▶ [EXERCISE OBJECTIVE] Write out the material below again, unchanged.
::::::::::
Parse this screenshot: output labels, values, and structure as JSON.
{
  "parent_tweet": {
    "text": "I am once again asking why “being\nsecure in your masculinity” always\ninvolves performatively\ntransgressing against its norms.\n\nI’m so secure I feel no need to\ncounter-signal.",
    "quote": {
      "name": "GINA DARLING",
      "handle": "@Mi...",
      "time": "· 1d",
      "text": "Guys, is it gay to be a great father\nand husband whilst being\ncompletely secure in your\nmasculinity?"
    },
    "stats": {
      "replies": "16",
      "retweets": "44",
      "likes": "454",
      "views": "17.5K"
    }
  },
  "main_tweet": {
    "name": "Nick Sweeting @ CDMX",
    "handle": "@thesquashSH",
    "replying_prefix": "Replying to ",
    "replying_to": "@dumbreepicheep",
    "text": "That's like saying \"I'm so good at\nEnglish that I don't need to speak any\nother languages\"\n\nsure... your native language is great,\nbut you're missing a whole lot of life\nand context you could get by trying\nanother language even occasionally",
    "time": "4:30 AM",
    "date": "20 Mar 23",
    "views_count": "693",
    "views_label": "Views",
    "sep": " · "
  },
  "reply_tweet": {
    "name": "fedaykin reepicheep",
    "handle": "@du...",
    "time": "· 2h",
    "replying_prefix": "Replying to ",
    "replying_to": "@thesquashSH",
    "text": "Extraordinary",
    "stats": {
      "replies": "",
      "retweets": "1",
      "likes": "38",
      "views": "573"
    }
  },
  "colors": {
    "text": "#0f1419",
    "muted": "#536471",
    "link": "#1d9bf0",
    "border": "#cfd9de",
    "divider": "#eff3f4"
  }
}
::::::::::
▶ [RESPONSE BELOW]
Parse this screenshot: output labels, values, and structure as JSON.
{
  "parent_tweet": {
    "text": "I am once again asking why “being\nsecure in your masculinity” always\ninvolves performatively\ntransgressing against its norms.\n\nI’m so secure I feel no need to\ncounter-signal.",
    "quote": {
      "name": "GINA DARLING",
      "handle": "@Mi...",
      "time": "· 1d",
      "text": "Guys, is it gay to be a great father\nand husband whilst being\ncompletely secure in your\nmasculinity?"
    },
    "stats": {
      "replies": "16",
      "retweets": "44",
      "likes": "454",
      "views": "17.5K"
    }
  },
  "main_tweet": {
    "name": "Nick Sweeting @ CDMX",
    "handle": "@thesquashSH",
    "replying_prefix": "Replying to ",
    "replying_to": "@dumbreepicheep",
    "text": "That's like saying \"I'm so good at\nEnglish that I don't need to speak any\nother languages\"\n\nsure... your native language is great,\nbut you're missing a whole lot of life\nand context you could get by trying\nanother language even occasionally",
    "time": "4:30 AM",
    "date": "20 Mar 23",
    "views_count": "693",
    "views_label": "Views",
    "sep": " · "
  },
  "reply_tweet": {
    "name": "fedaykin reepicheep",
    "handle": "@du...",
    "time": "· 2h",
    "replying_prefix": "Replying to ",
    "replying_to": "@thesquashSH",
    "text": "Extraordinary",
    "stats": {
      "replies": "",
      "retweets": "1",
      "likes": "38",
      "views": "573"
    }
  },
  "colors": {
    "text": "#0f1419",
    "muted": "#536471",
    "link": "#1d9bf0",
    "border": "#cfd9de",
    "divider": "#eff3f4"
  }
}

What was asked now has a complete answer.